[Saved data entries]
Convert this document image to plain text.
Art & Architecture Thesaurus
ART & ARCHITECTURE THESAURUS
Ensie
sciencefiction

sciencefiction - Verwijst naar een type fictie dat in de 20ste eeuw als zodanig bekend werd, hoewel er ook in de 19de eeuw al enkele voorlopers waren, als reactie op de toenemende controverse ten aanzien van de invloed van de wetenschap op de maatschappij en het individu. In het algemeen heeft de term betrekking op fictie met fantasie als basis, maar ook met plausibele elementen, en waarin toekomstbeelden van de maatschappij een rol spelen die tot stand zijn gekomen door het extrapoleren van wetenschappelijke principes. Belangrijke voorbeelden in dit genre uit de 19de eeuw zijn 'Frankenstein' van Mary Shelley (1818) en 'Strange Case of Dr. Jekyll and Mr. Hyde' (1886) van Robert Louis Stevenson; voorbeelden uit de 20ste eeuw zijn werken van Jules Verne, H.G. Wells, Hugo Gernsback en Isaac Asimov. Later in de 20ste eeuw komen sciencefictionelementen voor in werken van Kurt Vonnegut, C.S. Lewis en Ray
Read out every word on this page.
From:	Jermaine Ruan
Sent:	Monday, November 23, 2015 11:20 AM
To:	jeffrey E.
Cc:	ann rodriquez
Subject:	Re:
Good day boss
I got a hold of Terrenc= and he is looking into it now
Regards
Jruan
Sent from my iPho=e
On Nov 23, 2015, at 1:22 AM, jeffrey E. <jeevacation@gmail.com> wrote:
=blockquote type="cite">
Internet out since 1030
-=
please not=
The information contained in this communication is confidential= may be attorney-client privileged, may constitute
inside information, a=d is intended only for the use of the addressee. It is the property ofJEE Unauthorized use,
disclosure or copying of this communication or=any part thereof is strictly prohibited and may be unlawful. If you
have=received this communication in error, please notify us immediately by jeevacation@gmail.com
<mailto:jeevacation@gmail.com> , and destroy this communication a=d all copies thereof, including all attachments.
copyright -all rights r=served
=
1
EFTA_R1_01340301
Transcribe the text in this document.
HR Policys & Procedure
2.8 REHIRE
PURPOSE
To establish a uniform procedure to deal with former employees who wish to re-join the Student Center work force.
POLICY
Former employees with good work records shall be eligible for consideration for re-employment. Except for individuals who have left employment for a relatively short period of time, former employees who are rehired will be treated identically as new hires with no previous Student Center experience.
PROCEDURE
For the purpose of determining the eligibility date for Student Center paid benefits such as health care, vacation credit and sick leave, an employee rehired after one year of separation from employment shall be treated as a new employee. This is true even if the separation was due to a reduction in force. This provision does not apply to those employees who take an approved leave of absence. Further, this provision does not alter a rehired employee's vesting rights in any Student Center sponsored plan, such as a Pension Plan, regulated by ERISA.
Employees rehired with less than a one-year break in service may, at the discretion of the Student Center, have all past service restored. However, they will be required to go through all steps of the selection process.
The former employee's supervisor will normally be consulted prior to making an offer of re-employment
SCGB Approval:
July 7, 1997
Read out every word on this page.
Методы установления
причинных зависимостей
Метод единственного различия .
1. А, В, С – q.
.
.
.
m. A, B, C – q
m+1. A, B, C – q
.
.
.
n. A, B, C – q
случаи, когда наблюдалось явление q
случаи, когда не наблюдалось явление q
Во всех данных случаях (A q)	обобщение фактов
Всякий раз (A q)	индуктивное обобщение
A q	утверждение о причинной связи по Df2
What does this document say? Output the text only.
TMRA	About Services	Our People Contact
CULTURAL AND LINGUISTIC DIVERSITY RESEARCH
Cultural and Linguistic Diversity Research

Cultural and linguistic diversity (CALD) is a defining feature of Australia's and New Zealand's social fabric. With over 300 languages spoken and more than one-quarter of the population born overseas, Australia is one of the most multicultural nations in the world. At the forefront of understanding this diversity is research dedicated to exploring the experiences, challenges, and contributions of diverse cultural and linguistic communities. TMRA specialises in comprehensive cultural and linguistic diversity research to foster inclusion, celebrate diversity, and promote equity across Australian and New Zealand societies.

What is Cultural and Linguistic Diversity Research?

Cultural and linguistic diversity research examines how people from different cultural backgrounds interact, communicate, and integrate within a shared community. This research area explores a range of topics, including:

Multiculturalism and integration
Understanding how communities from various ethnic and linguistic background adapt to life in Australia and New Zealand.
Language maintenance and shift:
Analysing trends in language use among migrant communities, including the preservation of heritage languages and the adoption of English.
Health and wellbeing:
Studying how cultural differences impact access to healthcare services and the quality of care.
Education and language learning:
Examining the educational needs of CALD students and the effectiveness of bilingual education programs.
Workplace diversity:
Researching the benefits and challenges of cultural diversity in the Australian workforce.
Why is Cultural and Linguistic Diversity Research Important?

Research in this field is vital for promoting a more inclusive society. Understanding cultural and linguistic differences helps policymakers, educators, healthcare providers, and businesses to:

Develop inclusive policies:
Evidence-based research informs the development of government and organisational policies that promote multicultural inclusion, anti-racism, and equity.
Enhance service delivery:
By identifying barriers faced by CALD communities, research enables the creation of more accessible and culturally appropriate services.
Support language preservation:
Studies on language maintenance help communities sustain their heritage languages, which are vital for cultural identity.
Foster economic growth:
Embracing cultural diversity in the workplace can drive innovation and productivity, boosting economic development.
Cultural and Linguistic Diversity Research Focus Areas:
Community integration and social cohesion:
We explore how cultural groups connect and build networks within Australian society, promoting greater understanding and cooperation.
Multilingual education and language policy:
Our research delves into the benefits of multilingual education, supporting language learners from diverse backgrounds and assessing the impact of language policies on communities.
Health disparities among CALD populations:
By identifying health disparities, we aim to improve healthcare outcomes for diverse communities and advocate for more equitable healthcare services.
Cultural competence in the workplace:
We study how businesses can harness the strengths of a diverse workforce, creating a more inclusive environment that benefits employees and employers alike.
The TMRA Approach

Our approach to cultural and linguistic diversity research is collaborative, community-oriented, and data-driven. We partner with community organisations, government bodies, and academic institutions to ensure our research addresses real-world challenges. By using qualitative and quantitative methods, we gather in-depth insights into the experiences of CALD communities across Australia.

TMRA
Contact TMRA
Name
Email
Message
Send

■ Objective
Word for word, write out all of the data above.

■ Solution
Convert this document image to plain text.
Art & Architecture Thesaurus
ART & ARCHITECTURE THESAURUS
Ensie
sciencefiction

sciencefiction - Verwijst naar een type fictie dat in de 20ste eeuw als zodanig bekend werd, hoewel er ook in de 19de eeuw al enkele voorlopers waren, als reactie op de toenemende controverse ten aanzien van de invloed van de wetenschap op de maatschappij en het individu. In het algemeen heeft de term betrekking op fictie met fantasie als basis, maar ook met plausibele elementen, en waarin toekomstbeelden van de maatschappij een rol spelen die tot stand zijn gekomen door het extrapoleren van wetenschappelijke principes. Belangrijke voorbeelden in dit genre uit de 19de eeuw zijn 'Frankenstein' van Mary Shelley (1818) en 'Strange Case of Dr. Jekyll and Mr. Hyde' (1886) van Robert Louis Stevenson; voorbeelden uit de 20ste eeuw zijn werken van Jules Verne, H.G. Wells, Hugo Gernsback en Isaac Asimov. Later in de 20ste eeuw komen sciencefictionelementen voor in werken van Kurt Vonnegut, C.S. Lewis en Ray
Read out every word on this page.
From:	Jermaine Ruan
Sent:	Monday, November 23, 2015 11:20 AM
To:	jeffrey E.
Cc:	ann rodriquez
Subject:	Re:
Good day boss
I got a hold of Terrenc= and he is looking into it now
Regards
Jruan
Sent from my iPho=e
On Nov 23, 2015, at 1:22 AM, jeffrey E. <jeevacation@gmail.com> wrote:
=blockquote type="cite">
Internet out since 1030
-=
please not=
The information contained in this communication is confidential= may be attorney-client privileged, may constitute
inside information, a=d is intended only for the use of the addressee. It is the property ofJEE Unauthorized use,
disclosure or copying of this communication or=any part thereof is strictly prohibited and may be unlawful. If you
have=received this communication in error, please notify us immediately by jeevacation@gmail.com
<mailto:jeevacation@gmail.com> , and destroy this communication a=d all copies thereof, including all attachments.
copyright -all rights r=served
=
1
EFTA_R1_01340301
Transcribe the text in this document.
HR Policys & Procedure
2.8 REHIRE
PURPOSE
To establish a uniform procedure to deal with former employees who wish to re-join the Student Center work force.
POLICY
Former employees with good work records shall be eligible for consideration for re-employment. Except for individuals who have left employment for a relatively short period of time, former employees who are rehired will be treated identically as new hires with no previous Student Center experience.
PROCEDURE
For the purpose of determining the eligibility date for Student Center paid benefits such as health care, vacation credit and sick leave, an employee rehired after one year of separation from employment shall be treated as a new employee. This is true even if the separation was due to a reduction in force. This provision does not apply to those employees who take an approved leave of absence. Further, this provision does not alter a rehired employee's vesting rights in any Student Center sponsored plan, such as a Pension Plan, regulated by ERISA.
Employees rehired with less than a one-year break in service may, at the discretion of the Student Center, have all past service restored. However, they will be required to go through all steps of the selection process.
The former employee's supervisor will normally be consulted prior to making an offer of re-employment
SCGB Approval:
July 7, 1997
Read out every word on this page.
Методы установления
причинных зависимостей
Метод единственного различия .
1. А, В, С – q.
.
.
.
m. A, B, C – q
m+1. A, B, C – q
.
.
.
n. A, B, C – q
случаи, когда наблюдалось явление q
случаи, когда не наблюдалось явление q
Во всех данных случаях (A q)	обобщение фактов
Всякий раз (A q)	индуктивное обобщение
A q	утверждение о причинной связи по Df2
What does this document say? Output the text only.
TMRA	About Services	Our People Contact
CULTURAL AND LINGUISTIC DIVERSITY RESEARCH
Cultural and Linguistic Diversity Research

Cultural and linguistic diversity (CALD) is a defining feature of Australia's and New Zealand's social fabric. With over 300 languages spoken and more than one-quarter of the population born overseas, Australia is one of the most multicultural nations in the world. At the forefront of understanding this diversity is research dedicated to exploring the experiences, challenges, and contributions of diverse cultural and linguistic communities. TMRA specialises in comprehensive cultural and linguistic diversity research to foster inclusion, celebrate diversity, and promote equity across Australian and New Zealand societies.

What is Cultural and Linguistic Diversity Research?

Cultural and linguistic diversity research examines how people from different cultural backgrounds interact, communicate, and integrate within a shared community. This research area explores a range of topics, including:

Multiculturalism and integration
Understanding how communities from various ethnic and linguistic background adapt to life in Australia and New Zealand.
Language maintenance and shift:
Analysing trends in language use among migrant communities, including the preservation of heritage languages and the adoption of English.
Health and wellbeing:
Studying how cultural differences impact access to healthcare services and the quality of care.
Education and language learning:
Examining the educational needs of CALD students and the effectiveness of bilingual education programs.
Workplace diversity:
Researching the benefits and challenges of cultural diversity in the Australian workforce.
Why is Cultural and Linguistic Diversity Research Important?

Research in this field is vital for promoting a more inclusive society. Understanding cultural and linguistic differences helps policymakers, educators, healthcare providers, and businesses to:

Develop inclusive policies:
Evidence-based research informs the development of government and organisational policies that promote multicultural inclusion, anti-racism, and equity.
Enhance service delivery:
By identifying barriers faced by CALD communities, research enables the creation of more accessible and culturally appropriate services.
Support language preservation:
Studies on language maintenance help communities sustain their heritage languages, which are vital for cultural identity.
Foster economic growth:
Embracing cultural diversity in the workplace can drive innovation and productivity, boosting economic development.
Cultural and Linguistic Diversity Research Focus Areas:
Community integration and social cohesion:
We explore how cultural groups connect and build networks within Australian society, promoting greater understanding and cooperation.
Multilingual education and language policy:
Our research delves into the benefits of multilingual education, supporting language learners from diverse backgrounds and assessing the impact of language policies on communities.
Health disparities among CALD populations:
By identifying health disparities, we aim to improve healthcare outcomes for diverse communities and advocate for more equitable healthcare services.
Cultural competence in the workplace:
We study how businesses can harness the strengths of a diverse workforce, creating a more inclusive environment that benefits employees and employers alike.
The TMRA Approach

Our approach to cultural and linguistic diversity research is collaborative, community-oriented, and data-driven. We partner with community organisations, government bodies, and academic institutions to ensure our research addresses real-world challenges. By using qualitative and quantitative methods, we gather in-depth insights into the experiences of CALD communities across Australia.

TMRA
Contact TMRA
Name
Email
Message
Send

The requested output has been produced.